— Exercise objective —
All entries below are to be set down again, identical to the source.

☆ ☆ ☆

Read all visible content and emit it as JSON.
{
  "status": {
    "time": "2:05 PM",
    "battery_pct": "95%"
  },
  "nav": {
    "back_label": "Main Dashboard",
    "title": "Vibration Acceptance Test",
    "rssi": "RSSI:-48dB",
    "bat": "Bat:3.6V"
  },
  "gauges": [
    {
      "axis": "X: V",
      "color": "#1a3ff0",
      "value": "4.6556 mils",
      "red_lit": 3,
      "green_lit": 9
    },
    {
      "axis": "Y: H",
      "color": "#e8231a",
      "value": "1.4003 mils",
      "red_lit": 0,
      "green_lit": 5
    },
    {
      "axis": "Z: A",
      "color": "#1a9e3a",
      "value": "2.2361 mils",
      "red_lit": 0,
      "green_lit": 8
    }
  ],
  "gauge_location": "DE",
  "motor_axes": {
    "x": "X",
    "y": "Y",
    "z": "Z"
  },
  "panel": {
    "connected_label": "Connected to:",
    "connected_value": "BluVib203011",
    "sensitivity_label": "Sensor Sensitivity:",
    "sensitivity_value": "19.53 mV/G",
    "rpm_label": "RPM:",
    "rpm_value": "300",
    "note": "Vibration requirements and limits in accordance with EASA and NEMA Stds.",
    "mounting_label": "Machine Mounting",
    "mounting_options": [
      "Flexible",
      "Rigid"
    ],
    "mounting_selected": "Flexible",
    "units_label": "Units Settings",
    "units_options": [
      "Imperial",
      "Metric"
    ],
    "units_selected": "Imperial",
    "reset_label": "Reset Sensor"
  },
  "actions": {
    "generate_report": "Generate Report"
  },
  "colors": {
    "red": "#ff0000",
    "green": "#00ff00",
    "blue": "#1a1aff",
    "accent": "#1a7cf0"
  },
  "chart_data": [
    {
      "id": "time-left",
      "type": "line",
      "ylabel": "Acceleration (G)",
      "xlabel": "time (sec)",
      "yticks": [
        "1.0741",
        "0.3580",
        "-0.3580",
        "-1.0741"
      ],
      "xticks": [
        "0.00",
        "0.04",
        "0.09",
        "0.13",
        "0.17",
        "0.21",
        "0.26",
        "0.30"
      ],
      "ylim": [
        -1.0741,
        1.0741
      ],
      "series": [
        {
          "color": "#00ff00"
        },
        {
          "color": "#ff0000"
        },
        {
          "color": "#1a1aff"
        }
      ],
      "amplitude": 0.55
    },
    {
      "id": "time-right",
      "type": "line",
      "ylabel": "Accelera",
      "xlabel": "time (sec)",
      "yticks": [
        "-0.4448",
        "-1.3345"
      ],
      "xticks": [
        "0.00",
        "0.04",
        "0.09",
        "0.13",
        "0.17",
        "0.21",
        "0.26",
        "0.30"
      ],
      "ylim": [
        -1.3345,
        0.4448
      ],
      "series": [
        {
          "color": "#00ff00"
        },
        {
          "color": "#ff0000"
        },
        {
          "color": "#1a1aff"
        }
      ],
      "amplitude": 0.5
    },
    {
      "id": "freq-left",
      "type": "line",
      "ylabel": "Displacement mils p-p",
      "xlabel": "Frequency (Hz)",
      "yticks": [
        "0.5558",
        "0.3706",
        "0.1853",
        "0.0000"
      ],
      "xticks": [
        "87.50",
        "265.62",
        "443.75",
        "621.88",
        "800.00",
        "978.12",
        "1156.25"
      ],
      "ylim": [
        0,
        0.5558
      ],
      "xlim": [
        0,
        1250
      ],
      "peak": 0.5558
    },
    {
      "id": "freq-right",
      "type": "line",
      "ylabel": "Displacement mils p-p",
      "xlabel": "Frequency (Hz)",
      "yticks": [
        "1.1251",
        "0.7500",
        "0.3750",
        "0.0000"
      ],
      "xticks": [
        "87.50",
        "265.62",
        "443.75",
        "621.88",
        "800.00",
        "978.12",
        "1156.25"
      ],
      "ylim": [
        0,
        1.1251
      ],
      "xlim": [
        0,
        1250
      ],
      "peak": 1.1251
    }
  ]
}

☆ ☆ ☆

— Response to this exercise —
Read all visible content and emit it as JSON.
{
  "status": {
    "time": "2:05 PM",
    "battery_pct": "95%"
  },
  "nav": {
    "back_label": "Main Dashboard",
    "title": "Vibration Acceptance Test",
    "rssi": "RSSI:-48dB",
    "bat": "Bat:3.6V"
  },
  "gauges": [
    {
      "axis": "X: V",
      "color": "#1a3ff0",
      "value": "4.6556 mils",
      "red_lit": 3,
      "green_lit": 9
    },
    {
      "axis": "Y: H",
      "color": "#e8231a",
      "value": "1.4003 mils",
      "red_lit": 0,
      "green_lit": 5
    },
    {
      "axis": "Z: A",
      "color": "#1a9e3a",
      "value": "2.2361 mils",
      "red_lit": 0,
      "green_lit": 8
    }
  ],
  "gauge_location": "DE",
  "motor_axes": {
    "x": "X",
    "y": "Y",
    "z": "Z"
  },
  "panel": {
    "connected_label": "Connected to:",
    "connected_value": "BluVib203011",
    "sensitivity_label": "Sensor Sensitivity:",
    "sensitivity_value": "19.53 mV/G",
    "rpm_label": "RPM:",
    "rpm_value": "300",
    "note": "Vibration requirements and limits in accordance with EASA and NEMA Stds.",
    "mounting_label": "Machine Mounting",
    "mounting_options": [
      "Flexible",
      "Rigid"
    ],
    "mounting_selected": "Flexible",
    "units_label": "Units Settings",
    "units_options": [
      "Imperial",
      "Metric"
    ],
    "units_selected": "Imperial",
    "reset_label": "Reset Sensor"
  },
  "actions": {
    "generate_report": "Generate Report"
  },
  "colors": {
    "red": "#ff0000",
    "green": "#00ff00",
    "blue": "#1a1aff",
    "accent": "#1a7cf0"
  },
  "chart_data": [
    {
      "id": "time-left",
      "type": "line",
      "ylabel": "Acceleration (G)",
      "xlabel": "time (sec)",
      "yticks": [
        "1.0741",
        "0.3580",
        "-0.3580",
        "-1.0741"
      ],
      "xticks": [
        "0.00",
        "0.04",
        "0.09",
        "0.13",
        "0.17",
        "0.21",
        "0.26",
        "0.30"
      ],
      "ylim": [
        -1.0741,
        1.0741
      ],
      "series": [
        {
          "color": "#00ff00"
        },
        {
          "color": "#ff0000"
        },
        {
          "color": "#1a1aff"
        }
      ],
      "amplitude": 0.55
    },
    {
      "id": "time-right",
      "type": "line",
      "ylabel": "Accelera",
      "xlabel": "time (sec)",
      "yticks": [
        "-0.4448",
        "-1.3345"
      ],
      "xticks": [
        "0.00",
        "0.04",
        "0.09",
        "0.13",
        "0.17",
        "0.21",
        "0.26",
        "0.30"
      ],
      "ylim": [
        -1.3345,
        0.4448
      ],
      "series": [
        {
          "color": "#00ff00"
        },
        {
          "color": "#ff0000"
        },
        {
          "color": "#1a1aff"
        }
      ],
      "amplitude": 0.5
    },
    {
      "id": "freq-left",
      "type": "line",
      "ylabel": "Displacement mils p-p",
      "xlabel": "Frequency (Hz)",
      "yticks": [
        "0.5558",
        "0.3706",
        "0.1853",
        "0.0000"
      ],
      "xticks": [
        "87.50",
        "265.62",
        "443.75",
        "621.88",
        "800.00",
        "978.12",
        "1156.25"
      ],
      "ylim": [
        0,
        0.5558
      ],
      "xlim": [
        0,
        1250
      ],
      "peak": 0.5558
    },
    {
      "id": "freq-right",
      "type": "line",
      "ylabel": "Displacement mils p-p",
      "xlabel": "Frequency (Hz)",
      "yticks": [
        "1.1251",
        "0.7500",
        "0.3750",
        "0.0000"
      ],
      "xticks": [
        "87.50",
        "265.62",
        "443.75",
        "621.88",
        "800.00",
        "978.12",
        "1156.25"
      ],
      "ylim": [
        0,
        1.1251
      ],
      "xlim": [
        0,
        1250
      ],
      "peak": 1.1251
    }
  ]
}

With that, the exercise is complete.